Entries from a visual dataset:
• • • • •

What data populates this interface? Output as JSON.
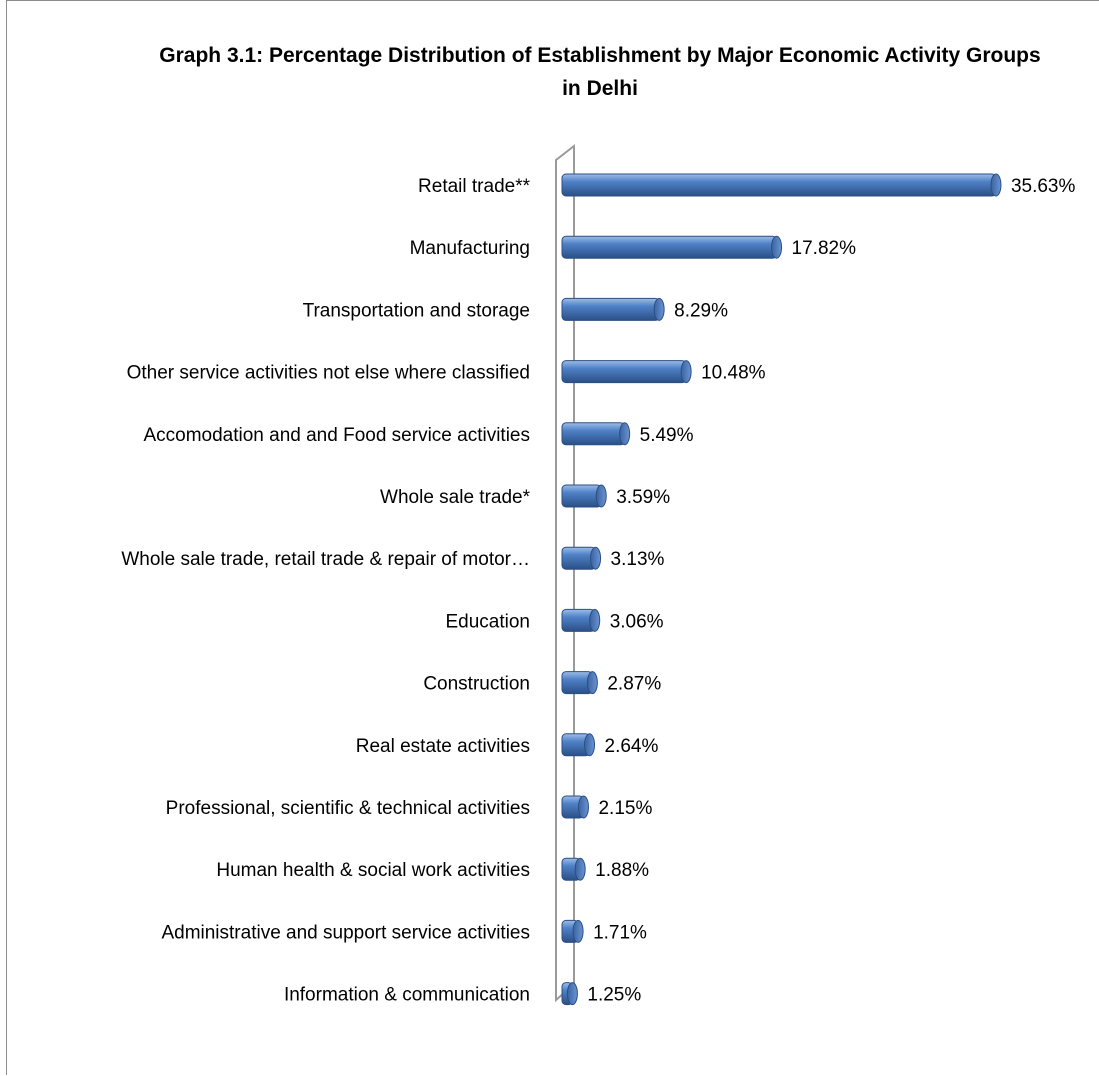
{
  "chart_data": {
    "type": "bar",
    "orientation": "horizontal",
    "title": "Graph 3.1: Percentage Distribution of Establishment by Major Economic Activity Groups in Delhi",
    "xlabel": "",
    "ylabel": "",
    "grid": false,
    "legend": "none",
    "bar_color": "#4472c4",
    "xlim": [
      0,
      40
    ],
    "categories": [
      "Retail trade**",
      "Manufacturing",
      "Transportation and storage",
      "Other service activities not else where classified",
      "Accomodation and and Food service activities",
      "Whole sale trade*",
      "Whole sale trade, retail trade & repair of motor…",
      "Education",
      "Construction",
      "Real estate activities",
      "Professional, scientific & technical activities",
      "Human health & social work activities",
      "Administrative and support service activities",
      "Information & communication"
    ],
    "values": [
      35.63,
      17.82,
      8.29,
      10.48,
      5.49,
      3.59,
      3.13,
      3.06,
      2.87,
      2.64,
      2.15,
      1.88,
      1.71,
      1.25
    ],
    "data_labels": [
      "35.63%",
      "17.82%",
      "8.29%",
      "10.48%",
      "5.49%",
      "3.59%",
      "3.13%",
      "3.06%",
      "2.87%",
      "2.64%",
      "2.15%",
      "1.88%",
      "1.71%",
      "1.25%"
    ]
  }
}
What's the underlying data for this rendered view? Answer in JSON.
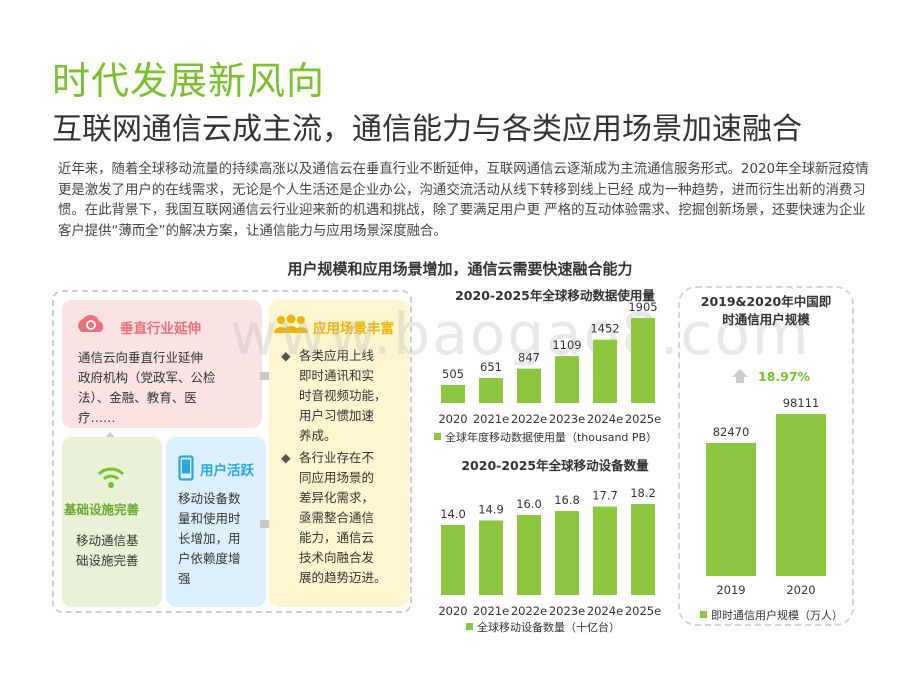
{
  "title": "时代发展新风向",
  "subtitle": "互联网通信云成主流，通信能力与各类应用场景加速融合",
  "intro": "近年来，随着全球移动流量的持续高涨以及通信云在垂直行业不断延伸，互联网通信云逐渐成为主流通信服务形式。2020年全球新冠疫情更是激发了用户的在线需求，无论是个人生活还是企业办公，沟通交流活动从线下转移到线上已经 成为一种趋势，进而衍生出新的消费习惯。在此背景下，我国互联网通信云行业迎来新的机遇和挑战，除了要满足用户更 严格的互动体验需求、挖掘创新场景，还要快速为企业客户提供“薄而全”的解决方案，让通信能力与应用场景深度融合。",
  "section_title": "用户规模和应用场景增加，通信云需要快速融合能力",
  "watermark": "www.baogao8.com",
  "diagram": {
    "vertical": {
      "title": "垂直行业延伸",
      "lines": [
        "通信云向垂直行业延伸",
        "政府机构（党政军、公检",
        "法）、金融、教育、医",
        "疗……"
      ]
    },
    "infra": {
      "title": "基础设施完善",
      "lines": [
        "移动通信基",
        "础设施完善"
      ]
    },
    "user": {
      "title": "用户活跃",
      "lines": [
        "移动设备数",
        "量和使用时",
        "长增加，用",
        "户依赖度增",
        "强"
      ]
    },
    "scene": {
      "title": "应用场景丰富",
      "bullet1": [
        "各类应用上线",
        "即时通讯和实",
        "时音视频功能，",
        "用户习惯加速",
        "养成。"
      ],
      "bullet2": [
        "各行业存在不",
        "同应用场景的",
        "差异化需求，",
        "亟需整合通信",
        "能力，通信云",
        "技术向融合发",
        "展的趋势迈进。"
      ]
    },
    "colors": {
      "vertical": "#e9727c",
      "infra": "#7cbf2f",
      "user": "#2aa7e0",
      "scene": "#f0b400"
    }
  },
  "chart_data": [
    {
      "type": "bar",
      "title": "2020-2025年全球移动数据使用量",
      "categories": [
        "2020",
        "2021e",
        "2022e",
        "2023e",
        "2024e",
        "2025e"
      ],
      "values": [
        505,
        651,
        847,
        1109,
        1452,
        1905
      ],
      "value_labels": [
        "505",
        "651",
        "847",
        "1109",
        "1452",
        "1905"
      ],
      "legend": "全球年度移动数据使用量（thousand PB）",
      "color": "#8dc63f",
      "ylim": [
        0,
        1905
      ]
    },
    {
      "type": "bar",
      "title": "2020-2025年全球移动设备数量",
      "categories": [
        "2020",
        "2021e",
        "2022e",
        "2023e",
        "2024e",
        "2025e"
      ],
      "values": [
        14.0,
        14.9,
        16.0,
        16.8,
        17.7,
        18.2
      ],
      "value_labels": [
        "14.0",
        "14.9",
        "16.0",
        "16.8",
        "17.7",
        "18.2"
      ],
      "legend": "全球移动设备数量（十亿台）",
      "color": "#8dc63f",
      "ylim": [
        0,
        18.2
      ]
    },
    {
      "type": "bar",
      "title": "2019&2020年中国即时通信用户规模",
      "title_lines": [
        "2019&2020年中国即",
        "时通信用户规模"
      ],
      "categories": [
        "2019",
        "2020"
      ],
      "values": [
        82470,
        98111
      ],
      "value_labels": [
        "82470",
        "98111"
      ],
      "growth": "18.97%",
      "legend": "即时通信用户规模（万人）",
      "color": "#8dc63f",
      "growth_color": "#7cbf2f",
      "ylim": [
        0,
        98111
      ]
    }
  ]
}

• • • • •

_Exercise directions_
Copy out all of the data word for word. Do not carry over any picture.

_Correct response_
What data populates this interface? Output as JSON.
{
  "chart_data": {
    "type": "bar",
    "orientation": "horizontal",
    "title": "Graph 3.1: Percentage Distribution of Establishment by Major Economic Activity Groups in Delhi",
    "xlabel": "",
    "ylabel": "",
    "grid": false,
    "legend": "none",
    "bar_color": "#4472c4",
    "xlim": [
      0,
      40
    ],
    "categories": [
      "Retail trade**",
      "Manufacturing",
      "Transportation and storage",
      "Other service activities not else where classified",
      "Accomodation and and Food service activities",
      "Whole sale trade*",
      "Whole sale trade, retail trade & repair of motor…",
      "Education",
      "Construction",
      "Real estate activities",
      "Professional, scientific & technical activities",
      "Human health & social work activities",
      "Administrative and support service activities",
      "Information & communication"
    ],
    "values": [
      35.63,
      17.82,
      8.29,
      10.48,
      5.49,
      3.59,
      3.13,
      3.06,
      2.87,
      2.64,
      2.15,
      1.88,
      1.71,
      1.25
    ],
    "data_labels": [
      "35.63%",
      "17.82%",
      "8.29%",
      "10.48%",
      "5.49%",
      "3.59%",
      "3.13%",
      "3.06%",
      "2.87%",
      "2.64%",
      "2.15%",
      "1.88%",
      "1.71%",
      "1.25%"
    ]
  }
}
What's the underlying data for this rendered view? Answer in JSON.
{
  "title": "时代发展新风向",
  "subtitle": "互联网通信云成主流，通信能力与各类应用场景加速融合",
  "intro": "近年来，随着全球移动流量的持续高涨以及通信云在垂直行业不断延伸，互联网通信云逐渐成为主流通信服务形式。2020年全球新冠疫情更是激发了用户的在线需求，无论是个人生活还是企业办公，沟通交流活动从线下转移到线上已经 成为一种趋势，进而衍生出新的消费习惯。在此背景下，我国互联网通信云行业迎来新的机遇和挑战，除了要满足用户更 严格的互动体验需求、挖掘创新场景，还要快速为企业客户提供“薄而全”的解决方案，让通信能力与应用场景深度融合。",
  "section_title": "用户规模和应用场景增加，通信云需要快速融合能力",
  "watermark": "www.baogao8.com",
  "diagram": {
    "vertical": {
      "title": "垂直行业延伸",
      "lines": [
        "通信云向垂直行业延伸",
        "政府机构（党政军、公检",
        "法）、金融、教育、医",
        "疗……"
      ]
    },
    "infra": {
      "title": "基础设施完善",
      "lines": [
        "移动通信基",
        "础设施完善"
      ]
    },
    "user": {
      "title": "用户活跃",
      "lines": [
        "移动设备数",
        "量和使用时",
        "长增加，用",
        "户依赖度增",
        "强"
      ]
    },
    "scene": {
      "title": "应用场景丰富",
      "bullet1": [
        "各类应用上线",
        "即时通讯和实",
        "时音视频功能，",
        "用户习惯加速",
        "养成。"
      ],
      "bullet2": [
        "各行业存在不",
        "同应用场景的",
        "差异化需求，",
        "亟需整合通信",
        "能力，通信云",
        "技术向融合发",
        "展的趋势迈进。"
      ]
    },
    "colors": {
      "vertical": "#e9727c",
      "infra": "#7cbf2f",
      "user": "#2aa7e0",
      "scene": "#f0b400"
    }
  },
  "chart_data": [
    {
      "type": "bar",
      "title": "2020-2025年全球移动数据使用量",
      "categories": [
        "2020",
        "2021e",
        "2022e",
        "2023e",
        "2024e",
        "2025e"
      ],
      "values": [
        505,
        651,
        847,
        1109,
        1452,
        1905
      ],
      "value_labels": [
        "505",
        "651",
        "847",
        "1109",
        "1452",
        "1905"
      ],
      "legend": "全球年度移动数据使用量（thousand PB）",
      "color": "#8dc63f",
      "ylim": [
        0,
        1905
      ]
    },
    {
      "type": "bar",
      "title": "2020-2025年全球移动设备数量",
      "categories": [
        "2020",
        "2021e",
        "2022e",
        "2023e",
        "2024e",
        "2025e"
      ],
      "values": [
        14.0,
        14.9,
        16.0,
        16.8,
        17.7,
        18.2
      ],
      "value_labels": [
        "14.0",
        "14.9",
        "16.0",
        "16.8",
        "17.7",
        "18.2"
      ],
      "legend": "全球移动设备数量（十亿台）",
      "color": "#8dc63f",
      "ylim": [
        0,
        18.2
      ]
    },
    {
      "type": "bar",
      "title": "2019&2020年中国即时通信用户规模",
      "title_lines": [
        "2019&2020年中国即",
        "时通信用户规模"
      ],
      "categories": [
        "2019",
        "2020"
      ],
      "values": [
        82470,
        98111
      ],
      "value_labels": [
        "82470",
        "98111"
      ],
      "growth": "18.97%",
      "legend": "即时通信用户规模（万人）",
      "color": "#8dc63f",
      "growth_color": "#7cbf2f",
      "ylim": [
        0,
        98111
      ]
    }
  ]
}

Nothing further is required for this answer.